### [SHORT EXERCISE]
Using the data beneath, show every line that includes the word "ylabel".

### [EXTRACTED MATERIAL]
****************************************

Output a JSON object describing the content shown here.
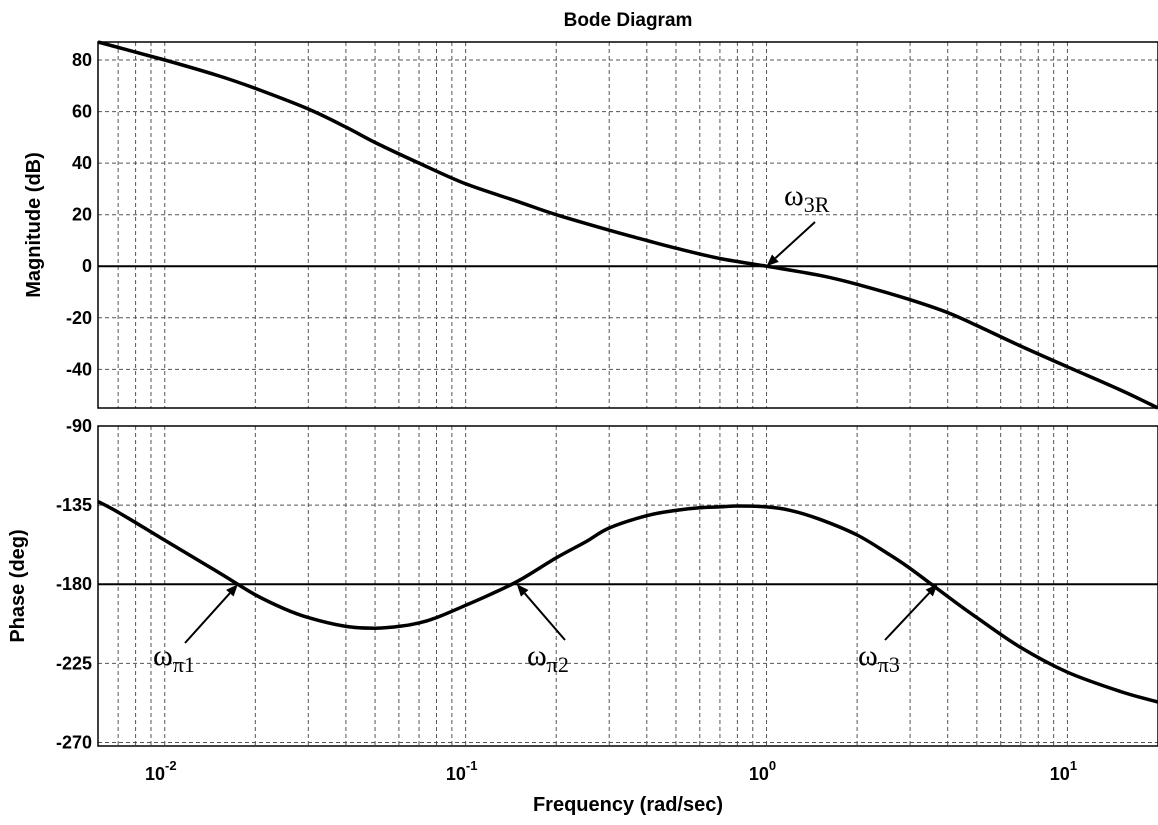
{
  "chart_data": {
    "title": "Bode Diagram",
    "xlabel": "Frequency  (rad/sec)",
    "x_scale": "log",
    "xlim": [
      0.006,
      20
    ],
    "x_ticks": [
      {
        "value": 0.01,
        "base": "10",
        "exp": "-2"
      },
      {
        "value": 0.1,
        "base": "10",
        "exp": "-1"
      },
      {
        "value": 1,
        "base": "10",
        "exp": "0"
      },
      {
        "value": 10,
        "base": "10",
        "exp": "1"
      }
    ],
    "grid": true,
    "magnitude": {
      "type": "line",
      "ylabel": "Magnitude (dB)",
      "ylim": [
        -55,
        87
      ],
      "y_ticks": [
        80,
        60,
        40,
        20,
        0,
        -20,
        -40
      ],
      "y_tick_labels": [
        "80",
        "60",
        "40",
        "20",
        "0",
        "-20",
        "-40"
      ],
      "reference_line": 0,
      "x": [
        0.006,
        0.01,
        0.015,
        0.02,
        0.03,
        0.04,
        0.05,
        0.07,
        0.1,
        0.15,
        0.2,
        0.3,
        0.4,
        0.5,
        0.7,
        1,
        1.5,
        2,
        3,
        4,
        5,
        7,
        10,
        15,
        20
      ],
      "y": [
        87,
        80,
        74,
        69,
        61,
        54,
        48,
        40,
        32,
        25,
        20,
        14,
        10,
        7,
        3,
        0,
        -3.5,
        -7,
        -13,
        -18,
        -23,
        -31,
        -39,
        -48,
        -55
      ]
    },
    "phase": {
      "type": "line",
      "ylabel": "Phase (deg)",
      "ylim": [
        -272,
        -90
      ],
      "y_ticks": [
        -90,
        -135,
        -180,
        -225,
        -270
      ],
      "y_tick_labels": [
        "-90",
        "-135",
        "-180",
        "-225",
        "-270"
      ],
      "reference_line": -180,
      "x": [
        0.006,
        0.007,
        0.01,
        0.015,
        0.02,
        0.025,
        0.03,
        0.04,
        0.05,
        0.06,
        0.07,
        0.08,
        0.1,
        0.12,
        0.15,
        0.2,
        0.25,
        0.3,
        0.4,
        0.5,
        0.6,
        0.7,
        0.8,
        1,
        1.2,
        1.5,
        2,
        2.5,
        3,
        4,
        5,
        7,
        10,
        15,
        20
      ],
      "y": [
        -133,
        -139,
        -155,
        -173,
        -186,
        -194,
        -199,
        -204,
        -205,
        -204,
        -202,
        -199,
        -192,
        -186,
        -178,
        -165,
        -156,
        -148,
        -141,
        -138,
        -136.5,
        -136,
        -135.5,
        -136,
        -138,
        -143,
        -152,
        -162,
        -171,
        -187,
        -199,
        -216,
        -230,
        -241,
        -247
      ]
    },
    "annotations": [
      {
        "main": "ω",
        "sub": "3R",
        "x": 1.0,
        "y": 0,
        "panel": "magnitude"
      },
      {
        "main": "ω",
        "sub": "π1",
        "x": 0.0175,
        "y": -180,
        "panel": "phase"
      },
      {
        "main": "ω",
        "sub": "π2",
        "x": 0.148,
        "y": -180,
        "panel": "phase"
      },
      {
        "main": "ω",
        "sub": "π3",
        "x": 3.7,
        "y": -180,
        "panel": "phase"
      }
    ]
  }
}
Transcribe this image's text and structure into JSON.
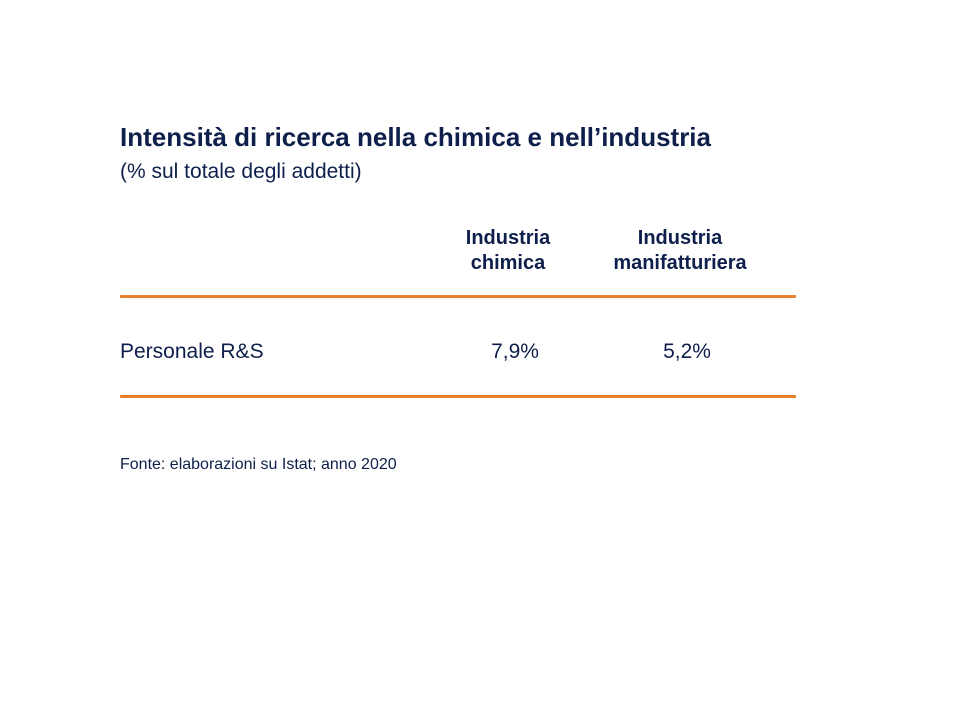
{
  "chart_data": {
    "type": "table",
    "title": "Intensità di ricerca nella chimica e nell’industria",
    "subtitle": "(% sul totale degli addetti)",
    "columns": [
      "Industria\nchimica",
      "Industria\nmanifatturiera"
    ],
    "rows": [
      {
        "label": "Personale R&S",
        "values": [
          "7,9%",
          "5,2%"
        ]
      }
    ],
    "source": "Fonte: elaborazioni su Istat; anno 2020"
  },
  "colors": {
    "text": "#0d1f4a",
    "rule": "#e8802a"
  }
}
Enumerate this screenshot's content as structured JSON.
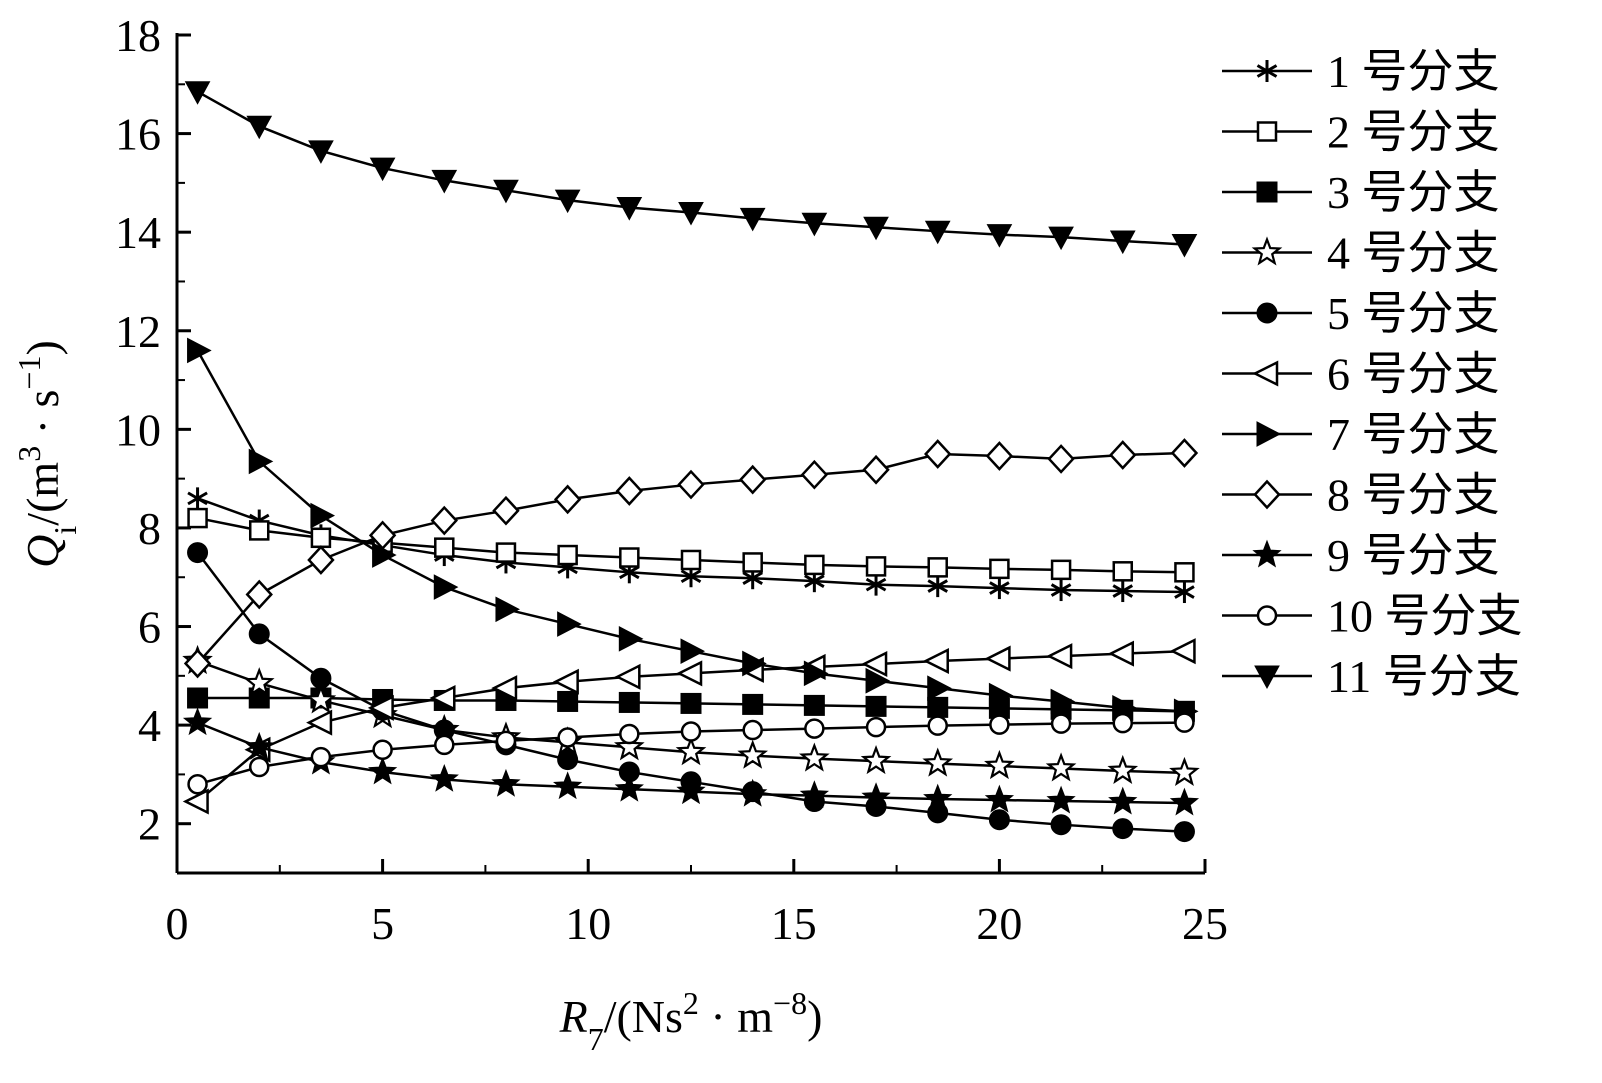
{
  "chart_data": {
    "type": "line",
    "xlabel": {
      "symbol": "R",
      "subscript": "7",
      "unit_open": "/(Ns",
      "unit_sup1": "2",
      "unit_mid": " · m",
      "unit_sup2": "−8",
      "unit_close": ")"
    },
    "ylabel": {
      "symbol": "Q",
      "subscript": "i",
      "unit_open": "/(m",
      "unit_sup1": "3",
      "unit_mid": " · s",
      "unit_sup2": "−1",
      "unit_close": ")"
    },
    "xlim": [
      0,
      25
    ],
    "ylim": [
      1,
      18
    ],
    "xticks": [
      0,
      5,
      10,
      15,
      20,
      25
    ],
    "yticks": [
      2,
      4,
      6,
      8,
      10,
      12,
      14,
      16,
      18
    ],
    "grid": false,
    "legend_position": "right",
    "x": [
      0.5,
      2,
      3.5,
      5,
      6.5,
      8,
      9.5,
      11,
      12.5,
      14,
      15.5,
      17,
      18.5,
      20,
      21.5,
      23,
      24.5
    ],
    "series": [
      {
        "name": "1 号分支",
        "marker": "asterisk",
        "values": [
          8.6,
          8.15,
          7.85,
          7.65,
          7.45,
          7.3,
          7.2,
          7.1,
          7.02,
          6.98,
          6.92,
          6.85,
          6.82,
          6.78,
          6.74,
          6.72,
          6.7
        ]
      },
      {
        "name": "2 号分支",
        "marker": "square-open",
        "values": [
          8.2,
          7.95,
          7.8,
          7.7,
          7.6,
          7.5,
          7.45,
          7.4,
          7.35,
          7.3,
          7.25,
          7.22,
          7.2,
          7.17,
          7.15,
          7.12,
          7.1
        ]
      },
      {
        "name": "3 号分支",
        "marker": "square-filled",
        "values": [
          4.55,
          4.55,
          4.55,
          4.52,
          4.5,
          4.5,
          4.48,
          4.46,
          4.44,
          4.42,
          4.4,
          4.38,
          4.36,
          4.34,
          4.32,
          4.3,
          4.28
        ]
      },
      {
        "name": "4 号分支",
        "marker": "star-open",
        "values": [
          5.3,
          4.85,
          4.5,
          4.2,
          3.9,
          3.75,
          3.65,
          3.55,
          3.45,
          3.38,
          3.32,
          3.27,
          3.22,
          3.17,
          3.12,
          3.07,
          3.03
        ]
      },
      {
        "name": "5 号分支",
        "marker": "circle-filled",
        "values": [
          7.5,
          5.85,
          4.95,
          4.3,
          3.9,
          3.6,
          3.3,
          3.05,
          2.85,
          2.65,
          2.45,
          2.35,
          2.22,
          2.08,
          1.98,
          1.9,
          1.84
        ]
      },
      {
        "name": "6 号分支",
        "marker": "triangle-left-open",
        "values": [
          2.45,
          3.5,
          4.05,
          4.35,
          4.55,
          4.75,
          4.88,
          4.98,
          5.05,
          5.12,
          5.18,
          5.24,
          5.3,
          5.35,
          5.4,
          5.45,
          5.5
        ]
      },
      {
        "name": "7 号分支",
        "marker": "triangle-right-filled",
        "values": [
          11.6,
          9.35,
          8.25,
          7.45,
          6.8,
          6.35,
          6.05,
          5.75,
          5.5,
          5.25,
          5.05,
          4.9,
          4.75,
          4.6,
          4.48,
          4.35,
          4.28
        ]
      },
      {
        "name": "8 号分支",
        "marker": "diamond-open",
        "values": [
          5.25,
          6.65,
          7.35,
          7.85,
          8.15,
          8.35,
          8.58,
          8.75,
          8.88,
          8.98,
          9.08,
          9.18,
          9.5,
          9.46,
          9.4,
          9.48,
          9.52
        ]
      },
      {
        "name": "9 号分支",
        "marker": "star-filled",
        "values": [
          4.05,
          3.55,
          3.25,
          3.05,
          2.9,
          2.8,
          2.75,
          2.7,
          2.65,
          2.6,
          2.57,
          2.53,
          2.5,
          2.48,
          2.46,
          2.44,
          2.42
        ]
      },
      {
        "name": "10 号分支",
        "marker": "circle-open",
        "values": [
          2.8,
          3.15,
          3.35,
          3.5,
          3.6,
          3.68,
          3.75,
          3.82,
          3.87,
          3.9,
          3.93,
          3.96,
          3.99,
          4.01,
          4.03,
          4.04,
          4.05
        ]
      },
      {
        "name": "11 号分支",
        "marker": "triangle-down-filled",
        "values": [
          16.85,
          16.15,
          15.65,
          15.3,
          15.05,
          14.85,
          14.65,
          14.5,
          14.4,
          14.28,
          14.18,
          14.1,
          14.02,
          13.95,
          13.9,
          13.82,
          13.75
        ]
      }
    ]
  }
}
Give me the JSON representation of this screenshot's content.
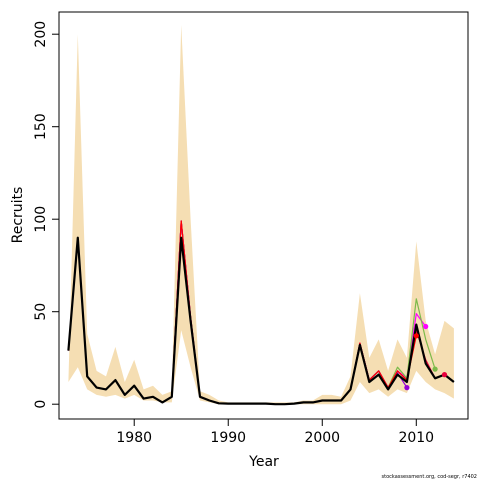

****************************************

### [ANSWER TO THE TASK]
      "ylabel": "Magnitude (dB)",
      "ylabel": "Phase (deg)",
    "ylabel": {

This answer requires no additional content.